#### Exercise details
Set down each record below precisely, skipping the pictures.

#### Listing
::::
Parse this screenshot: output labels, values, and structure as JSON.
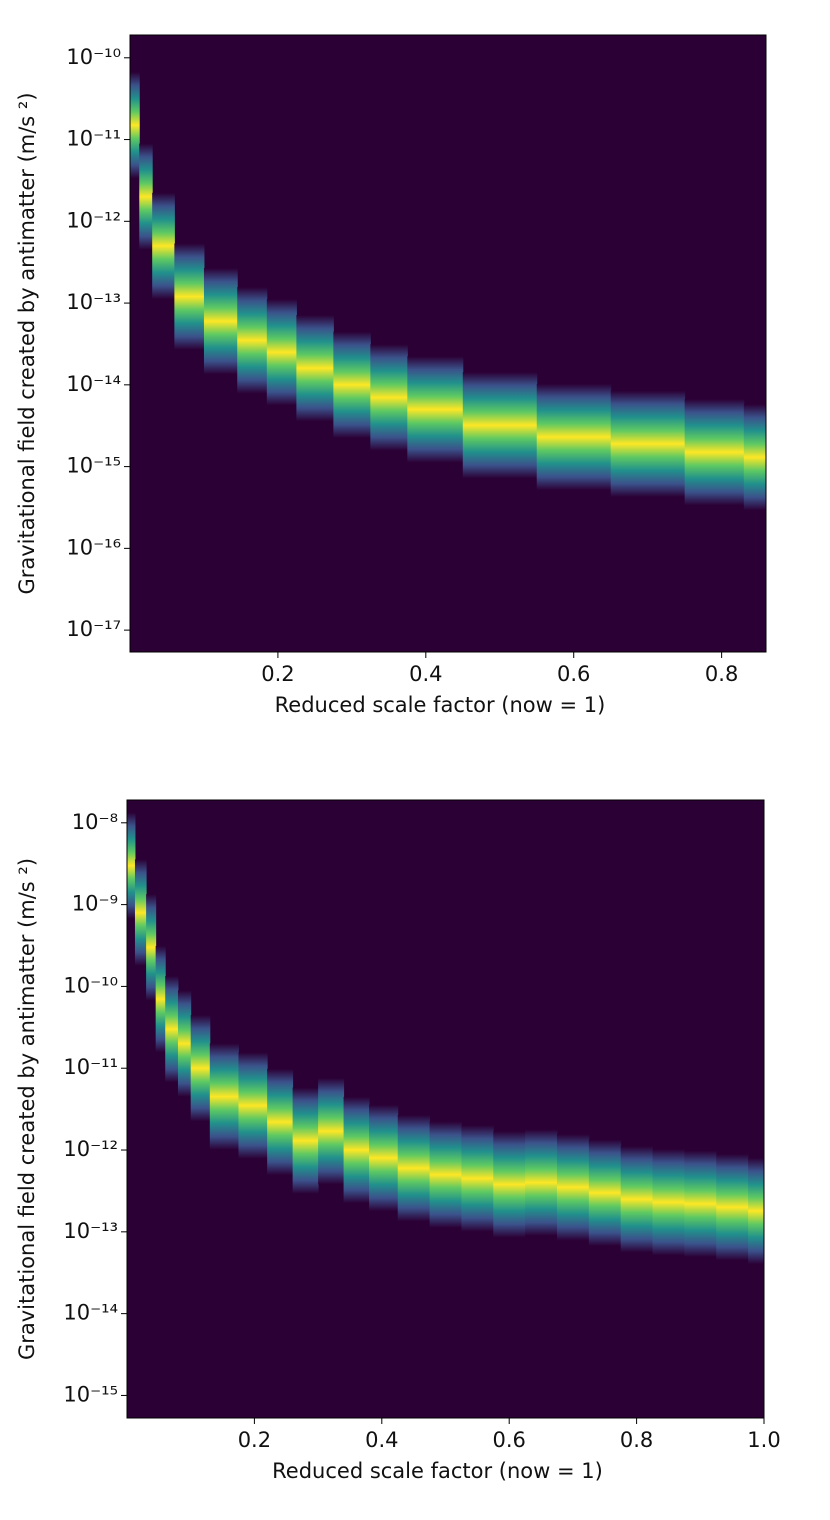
{
  "chart_data": [
    {
      "type": "density",
      "yscale": "log",
      "xlabel": "Reduced scale factor (now = 1)",
      "ylabel": "Gravitational field created by antimatter (m/s ²)",
      "xlim": [
        0,
        0.86
      ],
      "ylim": [
        1.9e-10,
        5.4e-18
      ],
      "xticks": [
        0.2,
        0.4,
        0.6,
        0.8
      ],
      "yticks": [
        {
          "value": 1e-10,
          "label": "10⁻¹⁰"
        },
        {
          "value": 1e-11,
          "label": "10⁻¹¹"
        },
        {
          "value": 1e-12,
          "label": "10⁻¹²"
        },
        {
          "value": 1e-13,
          "label": "10⁻¹³"
        },
        {
          "value": 1e-14,
          "label": "10⁻¹⁴"
        },
        {
          "value": 1e-15,
          "label": "10⁻¹⁵"
        },
        {
          "value": 1e-16,
          "label": "10⁻¹⁶"
        },
        {
          "value": 1e-17,
          "label": "10⁻¹⁷"
        }
      ],
      "x": [
        0.005,
        0.02,
        0.04,
        0.08,
        0.12,
        0.17,
        0.2,
        0.25,
        0.3,
        0.35,
        0.4,
        0.5,
        0.6,
        0.7,
        0.8,
        0.86
      ],
      "values": [
        1.5e-11,
        2e-12,
        5e-13,
        1.2e-13,
        6e-14,
        3.5e-14,
        2.5e-14,
        1.6e-14,
        1e-14,
        7e-15,
        5e-15,
        3.2e-15,
        2.3e-15,
        1.9e-15,
        1.5e-15,
        1.3e-15
      ],
      "background": "#2b0035",
      "colors": [
        "#2b0035",
        "#3b528b",
        "#21918c",
        "#5ec962",
        "#fde725"
      ]
    },
    {
      "type": "density",
      "yscale": "log",
      "xlabel": "Reduced scale factor (now = 1)",
      "ylabel": "Gravitational field created by antimatter  (m/s ²)",
      "xlim": [
        0,
        1.0
      ],
      "ylim": [
        1.9e-08,
        5.3e-16
      ],
      "xticks": [
        0.2,
        0.4,
        0.6,
        0.8,
        1.0
      ],
      "yticks": [
        {
          "value": 1e-08,
          "label": "10⁻⁸"
        },
        {
          "value": 1e-09,
          "label": "10⁻⁹"
        },
        {
          "value": 1e-10,
          "label": "10⁻¹⁰"
        },
        {
          "value": 1e-11,
          "label": "10⁻¹¹"
        },
        {
          "value": 1e-12,
          "label": "10⁻¹²"
        },
        {
          "value": 1e-13,
          "label": "10⁻¹³"
        },
        {
          "value": 1e-14,
          "label": "10⁻¹⁴"
        },
        {
          "value": 1e-15,
          "label": "10⁻¹⁵"
        }
      ],
      "x": [
        0.005,
        0.02,
        0.04,
        0.05,
        0.07,
        0.09,
        0.11,
        0.15,
        0.2,
        0.24,
        0.28,
        0.32,
        0.36,
        0.4,
        0.45,
        0.5,
        0.55,
        0.6,
        0.65,
        0.7,
        0.75,
        0.8,
        0.85,
        0.9,
        0.95,
        1.0
      ],
      "values": [
        3e-09,
        8e-10,
        3e-10,
        7e-11,
        3e-11,
        2e-11,
        1e-11,
        4.5e-12,
        3.5e-12,
        2.2e-12,
        1.3e-12,
        1.7e-12,
        1e-12,
        8e-13,
        6e-13,
        5e-13,
        4.5e-13,
        3.8e-13,
        4e-13,
        3.5e-13,
        3e-13,
        2.5e-13,
        2.3e-13,
        2.2e-13,
        2e-13,
        1.8e-13
      ],
      "background": "#2b0035",
      "colors": [
        "#2b0035",
        "#3b528b",
        "#21918c",
        "#5ec962",
        "#fde725"
      ]
    }
  ]
}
::::
#### Exercise response
Parse this screenshot: output labels, values, and structure as JSON.
{
  "chart_data": [
    {
      "type": "density",
      "yscale": "log",
      "xlabel": "Reduced scale factor (now = 1)",
      "ylabel": "Gravitational field created by antimatter (m/s ²)",
      "xlim": [
        0,
        0.86
      ],
      "ylim": [
        1.9e-10,
        5.4e-18
      ],
      "xticks": [
        0.2,
        0.4,
        0.6,
        0.8
      ],
      "yticks": [
        {
          "value": 1e-10,
          "label": "10⁻¹⁰"
        },
        {
          "value": 1e-11,
          "label": "10⁻¹¹"
        },
        {
          "value": 1e-12,
          "label": "10⁻¹²"
        },
        {
          "value": 1e-13,
          "label": "10⁻¹³"
        },
        {
          "value": 1e-14,
          "label": "10⁻¹⁴"
        },
        {
          "value": 1e-15,
          "label": "10⁻¹⁵"
        },
        {
          "value": 1e-16,
          "label": "10⁻¹⁶"
        },
        {
          "value": 1e-17,
          "label": "10⁻¹⁷"
        }
      ],
      "x": [
        0.005,
        0.02,
        0.04,
        0.08,
        0.12,
        0.17,
        0.2,
        0.25,
        0.3,
        0.35,
        0.4,
        0.5,
        0.6,
        0.7,
        0.8,
        0.86
      ],
      "values": [
        1.5e-11,
        2e-12,
        5e-13,
        1.2e-13,
        6e-14,
        3.5e-14,
        2.5e-14,
        1.6e-14,
        1e-14,
        7e-15,
        5e-15,
        3.2e-15,
        2.3e-15,
        1.9e-15,
        1.5e-15,
        1.3e-15
      ],
      "background": "#2b0035",
      "colors": [
        "#2b0035",
        "#3b528b",
        "#21918c",
        "#5ec962",
        "#fde725"
      ]
    },
    {
      "type": "density",
      "yscale": "log",
      "xlabel": "Reduced scale factor (now = 1)",
      "ylabel": "Gravitational field created by antimatter  (m/s ²)",
      "xlim": [
        0,
        1.0
      ],
      "ylim": [
        1.9e-08,
        5.3e-16
      ],
      "xticks": [
        0.2,
        0.4,
        0.6,
        0.8,
        1.0
      ],
      "yticks": [
        {
          "value": 1e-08,
          "label": "10⁻⁸"
        },
        {
          "value": 1e-09,
          "label": "10⁻⁹"
        },
        {
          "value": 1e-10,
          "label": "10⁻¹⁰"
        },
        {
          "value": 1e-11,
          "label": "10⁻¹¹"
        },
        {
          "value": 1e-12,
          "label": "10⁻¹²"
        },
        {
          "value": 1e-13,
          "label": "10⁻¹³"
        },
        {
          "value": 1e-14,
          "label": "10⁻¹⁴"
        },
        {
          "value": 1e-15,
          "label": "10⁻¹⁵"
        }
      ],
      "x": [
        0.005,
        0.02,
        0.04,
        0.05,
        0.07,
        0.09,
        0.11,
        0.15,
        0.2,
        0.24,
        0.28,
        0.32,
        0.36,
        0.4,
        0.45,
        0.5,
        0.55,
        0.6,
        0.65,
        0.7,
        0.75,
        0.8,
        0.85,
        0.9,
        0.95,
        1.0
      ],
      "values": [
        3e-09,
        8e-10,
        3e-10,
        7e-11,
        3e-11,
        2e-11,
        1e-11,
        4.5e-12,
        3.5e-12,
        2.2e-12,
        1.3e-12,
        1.7e-12,
        1e-12,
        8e-13,
        6e-13,
        5e-13,
        4.5e-13,
        3.8e-13,
        4e-13,
        3.5e-13,
        3e-13,
        2.5e-13,
        2.3e-13,
        2.2e-13,
        2e-13,
        1.8e-13
      ],
      "background": "#2b0035",
      "colors": [
        "#2b0035",
        "#3b528b",
        "#21918c",
        "#5ec962",
        "#fde725"
      ]
    }
  ]
}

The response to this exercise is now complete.